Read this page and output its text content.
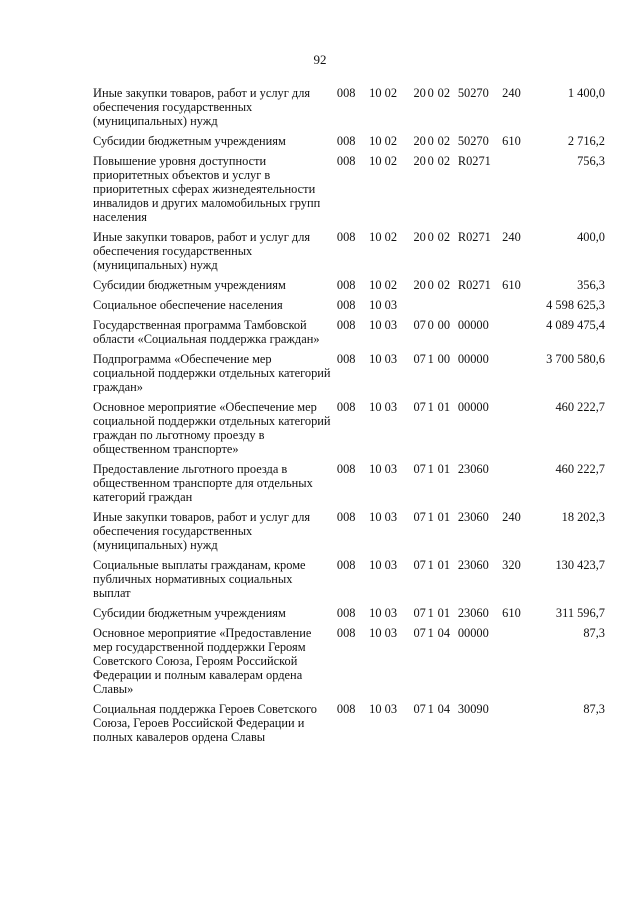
92
Иные закупки товаров, работ и услуг для обеспечения государственных (муниципальных) нужд	008	10 02	20	0	02	50270	240	1 400,0
Субсидии бюджетным учреждениям	008	10 02	20	0	02	50270	610	2 716,2
Повышение уровня доступности приоритетных объектов и услуг в приоритетных сферах жизнедеятельности инвалидов и других маломобильных групп населения	008	10 02	20	0	02	R0271		756,3
Иные закупки товаров, работ и услуг для обеспечения государственных (муниципальных) нужд	008	10 02	20	0	02	R0271	240	400,0
Субсидии бюджетным учреждениям	008	10 02	20	0	02	R0271	610	356,3
Социальное обеспечение населения	008	10 03						4 598 625,3
Государственная программа Тамбовской области «Социальная поддержка граждан»	008	10 03	07	0	00	00000		4 089 475,4
Подпрограмма «Обеспечение мер социальной поддержки отдельных категорий граждан»	008	10 03	07	1	00	00000		3 700 580,6
Основное мероприятие «Обеспечение мер социальной поддержки отдельных категорий граждан по льготному проезду в общественном транспорте»	008	10 03	07	1	01	00000		460 222,7
Предоставление льготного проезда в общественном транспорте для отдельных категорий граждан	008	10 03	07	1	01	23060		460 222,7
Иные закупки товаров, работ и услуг для обеспечения государственных (муниципальных) нужд	008	10 03	07	1	01	23060	240	18 202,3
Социальные выплаты гражданам, кроме публичных нормативных социальных выплат	008	10 03	07	1	01	23060	320	130 423,7
Субсидии бюджетным учреждениям	008	10 03	07	1	01	23060	610	311 596,7
Основное мероприятие «Предоставление мер государственной поддержки Героям Советского Союза, Героям Российской Федерации и полным кавалерам ордена Славы»	008	10 03	07	1	04	00000		87,3
Социальная поддержка Героев Советского Союза, Героев Российской Федерации и полных кавалеров ордена Славы	008	10 03	07	1	04	30090		87,3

------------------------------------------------

» **THE PROBLEM**
Every line in the data above that contains "Советского" needs to be copied.

» **EXERCISE RESPONSE**
Основное мероприятие «Предоставление мер государственной поддержки Героям Советского Союза, Героям Российской Федерации и полным кавалерам ордена Славы»	008	10 03	07	1	04	00000		87,3
Социальная поддержка Героев Советского Союза, Героев Российской Федерации и полных кавалеров ордена Славы	008	10 03	07	1	04	30090		87,3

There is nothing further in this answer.